* **Work instructions**
Locate the line that contains "Output the text content of this document.". Retype it and every line after it to the end of the records, exactly, but not the pictures.

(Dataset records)

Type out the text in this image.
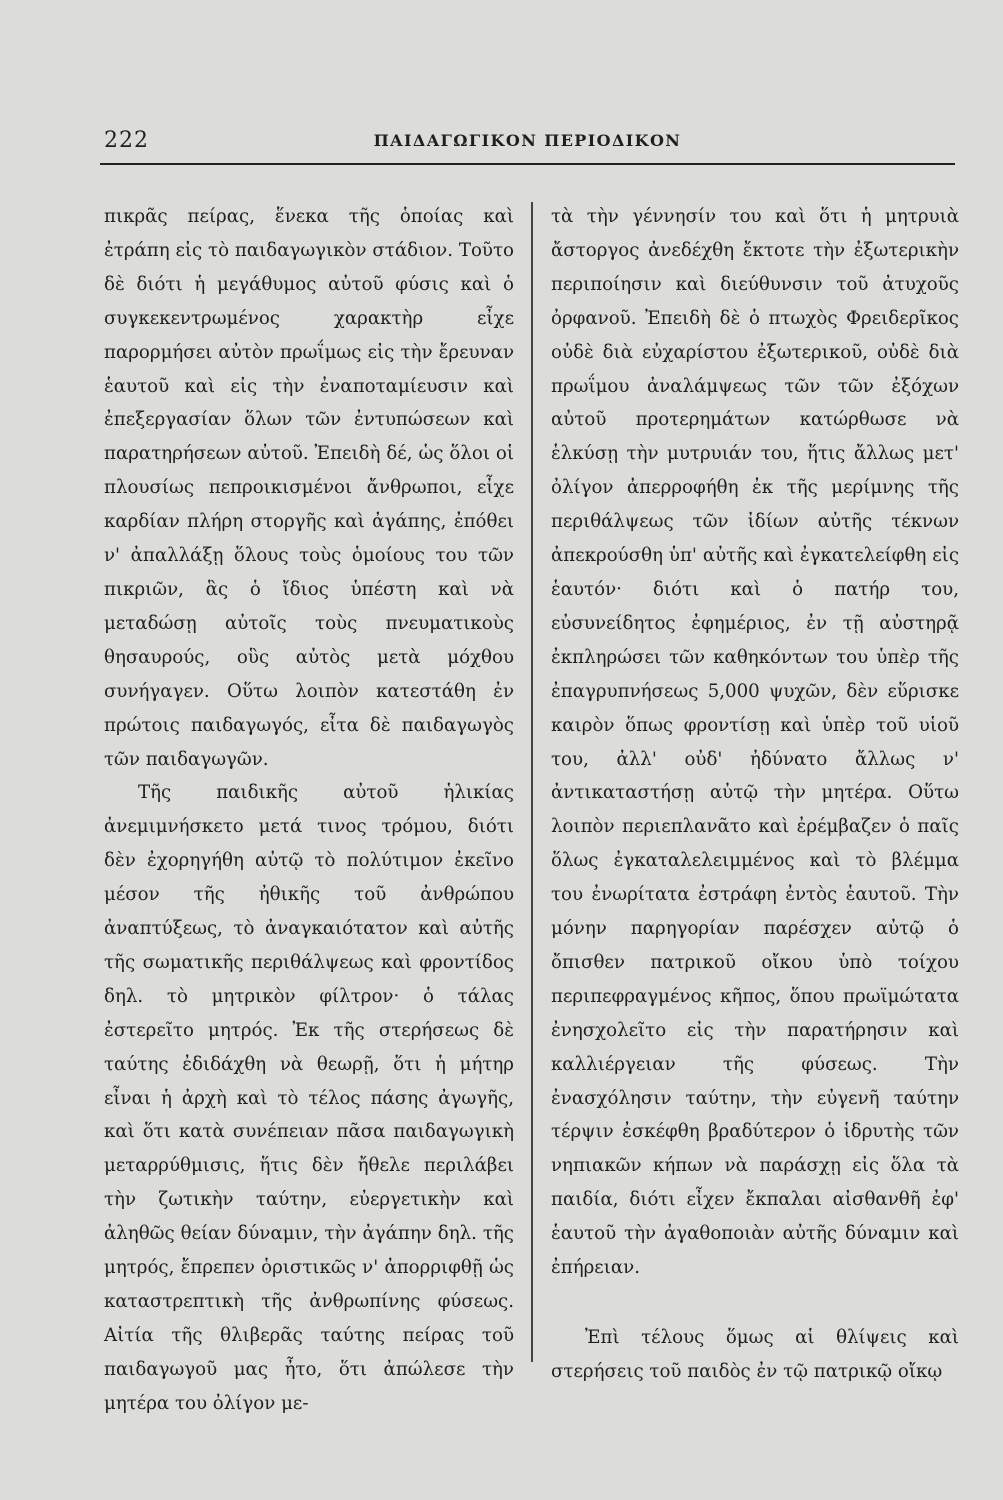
222	ΠΑΙΔΑΓΩΓΙΚΟΝ ΠΕΡΙΟΔΙΚΟΝ

πικρᾶς πείρας, ἕνεκα τῆς ὁποίας καὶ ἐτράπη εἰς τὸ παιδαγωγικὸν στάδιον. Τοῦτο δὲ διότι ἡ μεγάθυμος αὐτοῦ φύσις καὶ ὁ συγκεκεντρωμένος χαρακτὴρ εἶχε παρορμήσει αὐτὸν πρωΐμως εἰς τὴν ἔρευναν ἑαυτοῦ καὶ εἰς τὴν ἐναποταμίευσιν καὶ ἐπεξεργασίαν ὅλων τῶν ἐντυπώσεων καὶ παρατηρήσεων αὐτοῦ. Ἐπειδὴ δέ, ὡς ὅλοι οἱ πλουσίως πεπροικισμένοι ἄνθρωποι, εἶχε καρδίαν πλήρη στοργῆς καὶ ἀγάπης, ἐπόθει ν' ἀπαλλάξῃ ὅλους τοὺς ὁμοίους του τῶν πικριῶν, ἃς ὁ ἴδιος ὑπέστη καὶ νὰ μεταδώσῃ αὐτοῖς τοὺς πνευματικοὺς θησαυρούς, οὓς αὐτὸς μετὰ μόχθου συνήγαγεν. Οὕτω λοιπὸν κατεστάθη ἐν πρώτοις παιδαγωγός, εἶτα δὲ παιδαγωγὸς τῶν παιδαγωγῶν.

Τῆς παιδικῆς αὐτοῦ ἡλικίας ἀνεμιμνήσκετο μετά τινος τρόμου, διότι δὲν ἐχορηγήθη αὐτῷ τὸ πολύτιμον ἐκεῖνο μέσον τῆς ἠθικῆς τοῦ ἀνθρώπου ἀναπτύξεως, τὸ ἀναγκαιότατον καὶ αὐτῆς τῆς σωματικῆς περιθάλψεως καὶ φροντίδος δηλ. τὸ μητρικὸν φίλτρον· ὁ τάλας ἐστερεῖτο μητρός. Ἐκ τῆς στερήσεως δὲ ταύτης ἐδιδάχθη νὰ θεωρῇ, ὅτι ἡ μήτηρ εἶναι ἡ ἀρχὴ καὶ τὸ τέλος πάσης ἀγωγῆς, καὶ ὅτι κατὰ συνέπειαν πᾶσα παιδαγωγικὴ μεταρρύθμισις, ἥτις δὲν ἤθελε περιλάβει τὴν ζωτικὴν ταύτην, εὐεργετικὴν καὶ ἀληθῶς θείαν δύναμιν, τὴν ἀγάπην δηλ. τῆς μητρός, ἔπρεπεν ὁριστικῶς ν' ἀπορριφθῇ ὡς καταστρεπτικὴ τῆς ἀνθρωπίνης φύσεως. Αἰτία τῆς θλιβερᾶς ταύτης πείρας τοῦ παιδαγωγοῦ μας ἦτο, ὅτι ἀπώλεσε τὴν μητέρα του ὀλίγον με-

τὰ τὴν γέννησίν του καὶ ὅτι ἡ μητρυιὰ ἄστοργος ἀνεδέχθη ἔκτοτε τὴν ἐξωτερικὴν περιποίησιν καὶ διεύθυνσιν τοῦ ἀτυχοῦς ὀρφανοῦ. Ἐπειδὴ δὲ ὁ πτωχὸς Φρειδερῖκος οὐδὲ διὰ εὐχαρίστου ἐξωτερικοῦ, οὐδὲ διὰ πρωΐμου ἀναλάμψεως τῶν τῶν ἐξόχων αὐτοῦ προτερημάτων κατώρθωσε νὰ ἑλκύσῃ τὴν μυτρυιάν του, ἥτις ἄλλως μετ' ὀλίγον ἀπερροφήθη ἐκ τῆς μερίμνης τῆς περιθάλψεως τῶν ἰδίων αὐτῆς τέκνων ἀπεκρούσθη ὑπ' αὐτῆς καὶ ἐγκατελείφθη εἰς ἑαυτόν· διότι καὶ ὁ πατήρ του, εὐσυνείδητος ἐφημέριος, ἐν τῇ αὐστηρᾷ ἐκπληρώσει τῶν καθηκόντων του ὑπὲρ τῆς ἐπαγρυπνήσεως 5,000 ψυχῶν, δὲν εὕρισκε καιρὸν ὅπως φροντίσῃ καὶ ὑπὲρ τοῦ υἱοῦ του, ἀλλ' οὐδ' ἠδύνατο ἄλλως ν' ἀντικαταστήσῃ αὐτῷ τὴν μητέρα. Οὕτω λοιπὸν περιεπλανᾶτο καὶ ἐρέμβαζεν ὁ παῖς ὅλως ἐγκαταλελειμμένος καὶ τὸ βλέμμα του ἐνωρίτατα ἐστράφη ἐντὸς ἑαυτοῦ. Τὴν μόνην παρηγορίαν παρέσχεν αὐτῷ ὁ ὄπισθεν πατρικοῦ οἴκου ὑπὸ τοίχου περιπεφραγμένος κῆπος, ὅπου πρωϊμώτατα ἐνησχολεῖτο εἰς τὴν παρατήρησιν καὶ καλλιέργειαν τῆς φύσεως. Τὴν ἐνασχόλησιν ταύτην, τὴν εὐγενῆ ταύτην τέρψιν ἐσκέφθη βραδύτερον ὁ ἱδρυτὴς τῶν νηπιακῶν κήπων νὰ παράσχῃ εἰς ὅλα τὰ παιδία, διότι εἶχεν ἔκπαλαι αἰσθανθῆ ἐφ' ἑαυτοῦ τὴν ἀγαθοποιὰν αὐτῆς δύναμιν καὶ ἐπήρειαν.

Ἐπὶ τέλους ὅμως αἱ θλίψεις καὶ στερήσεις τοῦ παιδὸς ἐν τῷ πατρικῷ οἴκῳ
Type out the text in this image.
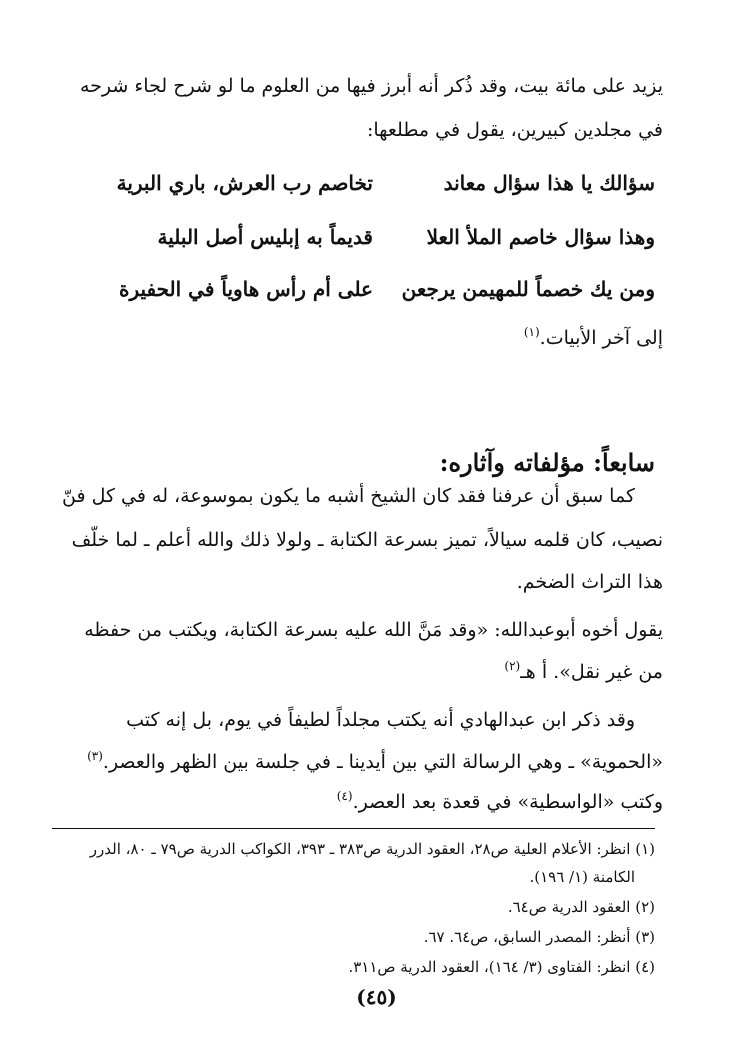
يزيد على مائة بيت، وقد ذُكر أنه أبرز فيها من العلوم ما لو شرح لجاء شرحه
في مجلدين كبيرين، يقول في مطلعها:
سؤالك يا هذا سؤال معاند
تخاصم رب العرش، باري البرية
وهذا سؤال خاصم الملأ العلا
قديماً به إبليس أصل البلية
ومن يك خصماً للمهيمن يرجعن
على أم رأس هاوياً في الحفيرة
إلى آخر الأبيات.$^{(١)}$
سابعاً: مؤلفاته وآثاره:
كما سبق أن عرفنا فقد كان الشيخ أشبه ما يكون بموسوعة، له في كل فنّ
نصيب، كان قلمه سيالاً، تميز بسرعة الكتابة ـ ولولا ذلك والله أعلم ـ لما خلّف
هذا التراث الضخم.
يقول أخوه أبوعبدالله: «وقد مَنَّ الله عليه بسرعة الكتابة، ويكتب من حفظه
من غير نقل». أ هـ$^{(٢)}$
وقد ذكر ابن عبدالهادي أنه يكتب مجلداً لطيفاً في يوم، بل إنه كتب
«الحموية» ـ وهي الرسالة التي بين أيدينا ـ في جلسة بين الظهر والعصر.$^{(٣)}$
وكتب «الواسطية» في قعدة بعد العصر.$^{(٤)}$
(١) انظر: الأعلام العلية ص٢٨، العقود الدرية ص٣٨٣ ـ ٣٩٣، الكواكب الدرية ص٧٩ ـ ٨٠، الدرر
الكامنة (١/ ١٩٦).
(٢) العقود الدرية ص٦٤.
(٣) أنظر: المصدر السابق، ص٦٤. ٦٧.
(٤) انظر: الفتاوى (٣/ ١٦٤)، العقود الدرية ص٣١١.
(٤٥)
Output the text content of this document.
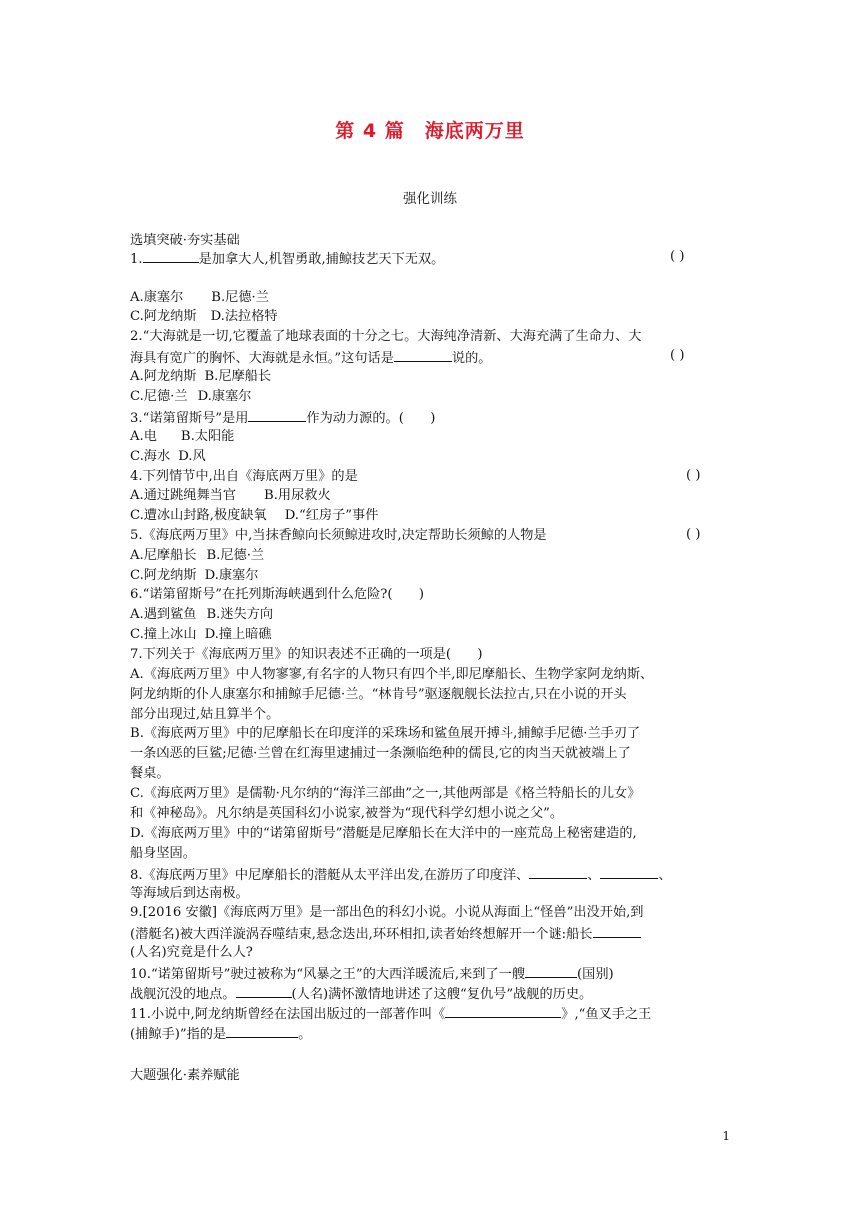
第 4 篇　海底两万里
强化训练
选填突破·夯实基础
1.	是加拿大人,机智勇敢,捕鲸技艺天下无双。	( )
A.康塞尔 B.尼德·兰
C.阿龙纳斯 D.法拉格特
2.“大海就是一切,它覆盖了地球表面的十分之七。大海纯净清新、大海充满了生命力、大
海具有宽广的胸怀、大海就是永恒。”这句话是	说的。	( )
A.阿龙纳斯 B.尼摩船长
C.尼德·兰 D.康塞尔
3.“诺第留斯号”是用	作为动力源的。(　　)
A.电 B.太阳能
C.海水 D.风
4.下列情节中,出自《海底两万里》的是	( )
A.通过跳绳舞当官 B.用尿救火
C.遭冰山封路,极度缺氧 D.“红房子”事件
5.《海底两万里》中,当抹香鲸向长须鲸进攻时,决定帮助长须鲸的人物是	( )
A.尼摩船长 B.尼德·兰
C.阿龙纳斯 D.康塞尔
6.“诺第留斯号”在托列斯海峡遇到什么危险?(　　)
A.遇到鲨鱼 B.迷失方向
C.撞上冰山 D.撞上暗礁
7.下列关于《海底两万里》的知识表述不正确的一项是(　　)
A.《海底两万里》中人物寥寥,有名字的人物只有四个半,即尼摩船长、生物学家阿龙纳斯、
阿龙纳斯的仆人康塞尔和捕鲸手尼德·兰。“林肯号”驱逐舰舰长法拉古,只在小说的开头
部分出现过,姑且算半个。
B.《海底两万里》中的尼摩船长在印度洋的采珠场和鲨鱼展开搏斗,捕鲸手尼德·兰手刃了
一条凶恶的巨鲨;尼德·兰曾在红海里逮捕过一条濒临绝种的儒艮,它的肉当天就被端上了
餐桌。
C.《海底两万里》是儒勒·凡尔纳的“海洋三部曲”之一,其他两部是《格兰特船长的儿女》
和《神秘岛》。凡尔纳是英国科幻小说家,被誉为“现代科学幻想小说之父”。
D.《海底两万里》中的“诺第留斯号”潜艇是尼摩船长在大洋中的一座荒岛上秘密建造的,
船身坚固。
8.《海底两万里》中尼摩船长的潜艇从太平洋出发,在游历了印度洋、	、	、
等海域后到达南极。
9.[2016 安徽]《海底两万里》是一部出色的科幻小说。小说从海面上“怪兽”出没开始,到
(潜艇名)被大西洋漩涡吞噬结束,悬念迭出,环环相扣,读者始终想解开一个谜:船长
(人名)究竟是什么人?
10.“诺第留斯号”驶过被称为“风暴之王”的大西洋暖流后,来到了一艘	(国别)
战舰沉没的地点。	(人名)满怀激情地讲述了这艘“复仇号”战舰的历史。
11.小说中,阿龙纳斯曾经在法国出版过的一部著作叫《	》,“鱼叉手之王
(捕鲸手)”指的是	。
大题强化·素养赋能
1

* **Answer in full**
Output the text content of this document.
第 4 篇　海底两万里
强化训练
选填突破·夯实基础
1.	是加拿大人,机智勇敢,捕鲸技艺天下无双。	( )
A.康塞尔 B.尼德·兰
C.阿龙纳斯 D.法拉格特
2.“大海就是一切,它覆盖了地球表面的十分之七。大海纯净清新、大海充满了生命力、大
海具有宽广的胸怀、大海就是永恒。”这句话是	说的。	( )
A.阿龙纳斯 B.尼摩船长
C.尼德·兰 D.康塞尔
3.“诺第留斯号”是用	作为动力源的。(　　)
A.电 B.太阳能
C.海水 D.风
4.下列情节中,出自《海底两万里》的是	( )
A.通过跳绳舞当官 B.用尿救火
C.遭冰山封路,极度缺氧 D.“红房子”事件
5.《海底两万里》中,当抹香鲸向长须鲸进攻时,决定帮助长须鲸的人物是	( )
A.尼摩船长 B.尼德·兰
C.阿龙纳斯 D.康塞尔
6.“诺第留斯号”在托列斯海峡遇到什么危险?(　　)
A.遇到鲨鱼 B.迷失方向
C.撞上冰山 D.撞上暗礁
7.下列关于《海底两万里》的知识表述不正确的一项是(　　)
A.《海底两万里》中人物寥寥,有名字的人物只有四个半,即尼摩船长、生物学家阿龙纳斯、
阿龙纳斯的仆人康塞尔和捕鲸手尼德·兰。“林肯号”驱逐舰舰长法拉古,只在小说的开头
部分出现过,姑且算半个。
B.《海底两万里》中的尼摩船长在印度洋的采珠场和鲨鱼展开搏斗,捕鲸手尼德·兰手刃了
一条凶恶的巨鲨;尼德·兰曾在红海里逮捕过一条濒临绝种的儒艮,它的肉当天就被端上了
餐桌。
C.《海底两万里》是儒勒·凡尔纳的“海洋三部曲”之一,其他两部是《格兰特船长的儿女》
和《神秘岛》。凡尔纳是英国科幻小说家,被誉为“现代科学幻想小说之父”。
D.《海底两万里》中的“诺第留斯号”潜艇是尼摩船长在大洋中的一座荒岛上秘密建造的,
船身坚固。
8.《海底两万里》中尼摩船长的潜艇从太平洋出发,在游历了印度洋、	、	、
等海域后到达南极。
9.[2016 安徽]《海底两万里》是一部出色的科幻小说。小说从海面上“怪兽”出没开始,到
(潜艇名)被大西洋漩涡吞噬结束,悬念迭出,环环相扣,读者始终想解开一个谜:船长
(人名)究竟是什么人?
10.“诺第留斯号”驶过被称为“风暴之王”的大西洋暖流后,来到了一艘	(国别)
战舰沉没的地点。	(人名)满怀激情地讲述了这艘“复仇号”战舰的历史。
11.小说中,阿龙纳斯曾经在法国出版过的一部著作叫《	》,“鱼叉手之王
(捕鲸手)”指的是	。
大题强化·素养赋能
1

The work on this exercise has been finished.